GIVEN REQUEST :: Select the lines that hold the word "notificacion" and copy each one.

EXCERPTED DATA ::
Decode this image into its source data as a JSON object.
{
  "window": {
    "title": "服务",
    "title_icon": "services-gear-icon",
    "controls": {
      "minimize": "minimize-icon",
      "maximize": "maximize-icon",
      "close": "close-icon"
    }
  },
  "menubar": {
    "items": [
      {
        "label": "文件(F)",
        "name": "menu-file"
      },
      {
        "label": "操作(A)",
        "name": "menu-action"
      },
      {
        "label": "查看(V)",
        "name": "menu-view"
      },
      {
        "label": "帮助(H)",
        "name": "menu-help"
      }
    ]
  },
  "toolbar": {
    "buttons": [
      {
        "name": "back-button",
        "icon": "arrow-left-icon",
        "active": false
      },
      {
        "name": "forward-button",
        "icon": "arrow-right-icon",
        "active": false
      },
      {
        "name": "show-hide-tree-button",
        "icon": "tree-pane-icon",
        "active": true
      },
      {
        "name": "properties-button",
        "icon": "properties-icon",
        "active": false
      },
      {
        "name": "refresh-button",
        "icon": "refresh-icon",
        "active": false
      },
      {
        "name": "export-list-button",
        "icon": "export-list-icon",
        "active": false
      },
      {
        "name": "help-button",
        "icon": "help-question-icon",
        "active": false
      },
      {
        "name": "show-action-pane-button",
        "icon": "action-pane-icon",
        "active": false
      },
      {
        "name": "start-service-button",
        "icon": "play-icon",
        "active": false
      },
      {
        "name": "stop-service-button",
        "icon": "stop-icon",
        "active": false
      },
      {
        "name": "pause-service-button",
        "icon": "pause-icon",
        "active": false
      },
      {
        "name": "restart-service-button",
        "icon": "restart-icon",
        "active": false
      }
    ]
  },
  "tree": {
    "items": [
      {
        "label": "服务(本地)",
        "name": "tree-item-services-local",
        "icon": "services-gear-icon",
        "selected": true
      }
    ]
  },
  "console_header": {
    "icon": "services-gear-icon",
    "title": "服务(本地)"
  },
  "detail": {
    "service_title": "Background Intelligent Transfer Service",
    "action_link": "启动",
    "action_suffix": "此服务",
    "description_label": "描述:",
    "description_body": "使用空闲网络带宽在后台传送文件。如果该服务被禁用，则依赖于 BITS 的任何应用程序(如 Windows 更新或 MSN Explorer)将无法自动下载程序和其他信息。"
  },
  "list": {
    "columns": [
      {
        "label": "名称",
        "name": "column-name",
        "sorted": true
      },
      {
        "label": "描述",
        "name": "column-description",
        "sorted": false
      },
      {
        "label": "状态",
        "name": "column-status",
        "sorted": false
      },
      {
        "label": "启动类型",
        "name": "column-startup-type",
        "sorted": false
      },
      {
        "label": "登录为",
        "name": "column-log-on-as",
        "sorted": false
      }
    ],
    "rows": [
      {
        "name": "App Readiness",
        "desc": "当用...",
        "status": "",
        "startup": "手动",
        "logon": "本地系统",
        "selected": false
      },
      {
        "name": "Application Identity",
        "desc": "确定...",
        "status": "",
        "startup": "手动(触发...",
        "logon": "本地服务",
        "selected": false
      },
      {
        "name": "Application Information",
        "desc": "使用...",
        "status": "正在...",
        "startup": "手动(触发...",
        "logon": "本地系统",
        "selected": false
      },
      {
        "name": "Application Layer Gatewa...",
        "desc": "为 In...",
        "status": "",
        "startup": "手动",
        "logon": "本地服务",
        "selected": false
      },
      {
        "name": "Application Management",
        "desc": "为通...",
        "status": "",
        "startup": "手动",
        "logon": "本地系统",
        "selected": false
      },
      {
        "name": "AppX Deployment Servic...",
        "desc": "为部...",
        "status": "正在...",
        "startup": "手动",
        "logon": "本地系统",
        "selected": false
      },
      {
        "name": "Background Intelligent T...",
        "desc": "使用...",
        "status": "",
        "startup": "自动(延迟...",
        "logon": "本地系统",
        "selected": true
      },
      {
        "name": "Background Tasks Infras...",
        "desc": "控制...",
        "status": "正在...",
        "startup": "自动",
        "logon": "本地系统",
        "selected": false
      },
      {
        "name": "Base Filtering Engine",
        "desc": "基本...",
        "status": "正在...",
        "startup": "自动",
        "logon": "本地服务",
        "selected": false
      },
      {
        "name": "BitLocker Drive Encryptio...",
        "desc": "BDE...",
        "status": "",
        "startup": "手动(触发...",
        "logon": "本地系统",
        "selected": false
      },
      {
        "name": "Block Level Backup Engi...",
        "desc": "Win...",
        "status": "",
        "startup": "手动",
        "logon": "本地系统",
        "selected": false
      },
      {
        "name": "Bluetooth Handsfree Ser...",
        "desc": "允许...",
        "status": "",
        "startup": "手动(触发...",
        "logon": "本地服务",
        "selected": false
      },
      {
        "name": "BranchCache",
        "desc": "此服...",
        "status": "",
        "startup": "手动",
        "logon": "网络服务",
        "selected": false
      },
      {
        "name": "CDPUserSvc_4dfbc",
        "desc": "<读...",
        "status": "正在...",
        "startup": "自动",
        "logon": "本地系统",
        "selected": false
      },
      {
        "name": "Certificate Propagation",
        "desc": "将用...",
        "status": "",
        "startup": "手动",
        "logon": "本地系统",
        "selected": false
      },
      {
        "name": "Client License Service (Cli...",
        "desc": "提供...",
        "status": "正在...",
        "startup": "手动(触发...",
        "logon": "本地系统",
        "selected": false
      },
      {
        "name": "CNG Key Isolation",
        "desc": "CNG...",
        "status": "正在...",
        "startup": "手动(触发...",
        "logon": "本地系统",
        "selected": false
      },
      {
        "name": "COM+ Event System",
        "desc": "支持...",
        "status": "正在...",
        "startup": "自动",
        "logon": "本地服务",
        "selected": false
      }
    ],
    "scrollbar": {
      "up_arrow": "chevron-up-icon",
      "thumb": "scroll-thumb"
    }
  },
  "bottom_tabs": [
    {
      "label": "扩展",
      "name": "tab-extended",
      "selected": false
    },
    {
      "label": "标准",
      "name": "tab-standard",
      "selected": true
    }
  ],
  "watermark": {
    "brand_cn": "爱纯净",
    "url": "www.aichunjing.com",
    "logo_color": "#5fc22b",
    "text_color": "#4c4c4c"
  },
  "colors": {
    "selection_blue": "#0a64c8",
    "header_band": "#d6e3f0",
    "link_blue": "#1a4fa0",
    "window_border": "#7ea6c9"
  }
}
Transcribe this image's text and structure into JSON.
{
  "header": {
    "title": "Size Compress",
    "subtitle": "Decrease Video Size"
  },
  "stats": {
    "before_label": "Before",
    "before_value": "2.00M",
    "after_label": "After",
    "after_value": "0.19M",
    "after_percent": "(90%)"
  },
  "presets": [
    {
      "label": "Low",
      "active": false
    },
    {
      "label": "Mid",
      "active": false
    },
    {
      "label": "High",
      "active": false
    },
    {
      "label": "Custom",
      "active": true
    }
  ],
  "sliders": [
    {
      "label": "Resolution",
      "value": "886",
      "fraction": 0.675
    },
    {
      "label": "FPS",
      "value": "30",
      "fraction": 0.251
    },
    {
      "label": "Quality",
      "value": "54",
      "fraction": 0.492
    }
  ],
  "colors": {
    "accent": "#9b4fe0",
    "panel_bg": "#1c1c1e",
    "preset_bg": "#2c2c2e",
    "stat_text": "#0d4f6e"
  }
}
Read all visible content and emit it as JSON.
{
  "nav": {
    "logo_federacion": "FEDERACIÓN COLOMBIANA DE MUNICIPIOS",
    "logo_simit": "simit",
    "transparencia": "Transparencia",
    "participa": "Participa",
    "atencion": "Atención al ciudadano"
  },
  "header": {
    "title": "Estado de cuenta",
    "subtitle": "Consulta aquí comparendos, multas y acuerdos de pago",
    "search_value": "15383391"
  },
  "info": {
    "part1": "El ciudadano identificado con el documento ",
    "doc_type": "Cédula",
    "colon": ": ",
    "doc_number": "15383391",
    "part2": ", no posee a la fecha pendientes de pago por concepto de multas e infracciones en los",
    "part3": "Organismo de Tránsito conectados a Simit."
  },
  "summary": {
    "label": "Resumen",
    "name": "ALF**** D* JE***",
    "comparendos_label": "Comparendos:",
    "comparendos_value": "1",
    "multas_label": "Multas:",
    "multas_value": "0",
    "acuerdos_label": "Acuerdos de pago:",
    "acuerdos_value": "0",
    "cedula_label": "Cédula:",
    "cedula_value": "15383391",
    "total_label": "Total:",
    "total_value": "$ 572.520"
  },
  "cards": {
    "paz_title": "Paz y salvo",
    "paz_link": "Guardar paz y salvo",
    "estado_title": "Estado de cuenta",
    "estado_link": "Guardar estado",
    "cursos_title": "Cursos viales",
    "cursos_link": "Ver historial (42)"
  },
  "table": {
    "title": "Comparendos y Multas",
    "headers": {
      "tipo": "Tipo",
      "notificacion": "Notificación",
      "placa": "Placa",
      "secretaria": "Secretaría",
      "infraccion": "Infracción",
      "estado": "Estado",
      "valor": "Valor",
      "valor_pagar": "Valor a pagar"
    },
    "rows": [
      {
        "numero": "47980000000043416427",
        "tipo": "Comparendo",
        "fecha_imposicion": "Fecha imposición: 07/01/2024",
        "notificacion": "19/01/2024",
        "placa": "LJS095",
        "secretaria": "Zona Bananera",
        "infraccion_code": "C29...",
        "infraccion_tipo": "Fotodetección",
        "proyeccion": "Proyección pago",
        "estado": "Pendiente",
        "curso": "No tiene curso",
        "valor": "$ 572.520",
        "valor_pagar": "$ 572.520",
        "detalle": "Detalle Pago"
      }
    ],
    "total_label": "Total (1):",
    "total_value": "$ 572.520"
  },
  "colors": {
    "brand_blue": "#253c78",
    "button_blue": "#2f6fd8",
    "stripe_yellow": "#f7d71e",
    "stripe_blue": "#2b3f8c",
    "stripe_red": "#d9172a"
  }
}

TASK ANSWER ::
      "notificacion": "Notificación",
        "notificacion": "19/01/2024",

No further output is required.